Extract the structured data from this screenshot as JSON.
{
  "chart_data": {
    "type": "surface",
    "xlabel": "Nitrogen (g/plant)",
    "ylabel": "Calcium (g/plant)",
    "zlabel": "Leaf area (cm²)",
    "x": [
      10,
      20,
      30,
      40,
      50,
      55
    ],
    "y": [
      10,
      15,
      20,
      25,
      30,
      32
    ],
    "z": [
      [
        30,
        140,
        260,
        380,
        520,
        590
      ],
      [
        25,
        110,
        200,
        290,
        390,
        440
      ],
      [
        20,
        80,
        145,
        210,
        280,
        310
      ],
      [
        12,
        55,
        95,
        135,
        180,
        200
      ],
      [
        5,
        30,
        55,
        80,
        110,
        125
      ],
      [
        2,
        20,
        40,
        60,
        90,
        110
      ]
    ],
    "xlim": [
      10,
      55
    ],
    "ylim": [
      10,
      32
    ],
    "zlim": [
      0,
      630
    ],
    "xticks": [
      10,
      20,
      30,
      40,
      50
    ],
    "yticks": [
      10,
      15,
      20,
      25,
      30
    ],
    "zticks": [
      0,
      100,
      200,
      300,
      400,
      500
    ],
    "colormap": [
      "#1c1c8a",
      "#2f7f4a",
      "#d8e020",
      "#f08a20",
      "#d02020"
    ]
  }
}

* **WRITTEN PROBLEM**
From the first line to the last, retype the data exactly.

* **COMPLETED EXERCISE**
Extract the structured data from this screenshot as JSON.
{
  "chart_data": {
    "type": "surface",
    "xlabel": "Nitrogen (g/plant)",
    "ylabel": "Calcium (g/plant)",
    "zlabel": "Leaf area (cm²)",
    "x": [
      10,
      20,
      30,
      40,
      50,
      55
    ],
    "y": [
      10,
      15,
      20,
      25,
      30,
      32
    ],
    "z": [
      [
        30,
        140,
        260,
        380,
        520,
        590
      ],
      [
        25,
        110,
        200,
        290,
        390,
        440
      ],
      [
        20,
        80,
        145,
        210,
        280,
        310
      ],
      [
        12,
        55,
        95,
        135,
        180,
        200
      ],
      [
        5,
        30,
        55,
        80,
        110,
        125
      ],
      [
        2,
        20,
        40,
        60,
        90,
        110
      ]
    ],
    "xlim": [
      10,
      55
    ],
    "ylim": [
      10,
      32
    ],
    "zlim": [
      0,
      630
    ],
    "xticks": [
      10,
      20,
      30,
      40,
      50
    ],
    "yticks": [
      10,
      15,
      20,
      25,
      30
    ],
    "zticks": [
      0,
      100,
      200,
      300,
      400,
      500
    ],
    "colormap": [
      "#1c1c8a",
      "#2f7f4a",
      "#d8e020",
      "#f08a20",
      "#d02020"
    ]
  }
}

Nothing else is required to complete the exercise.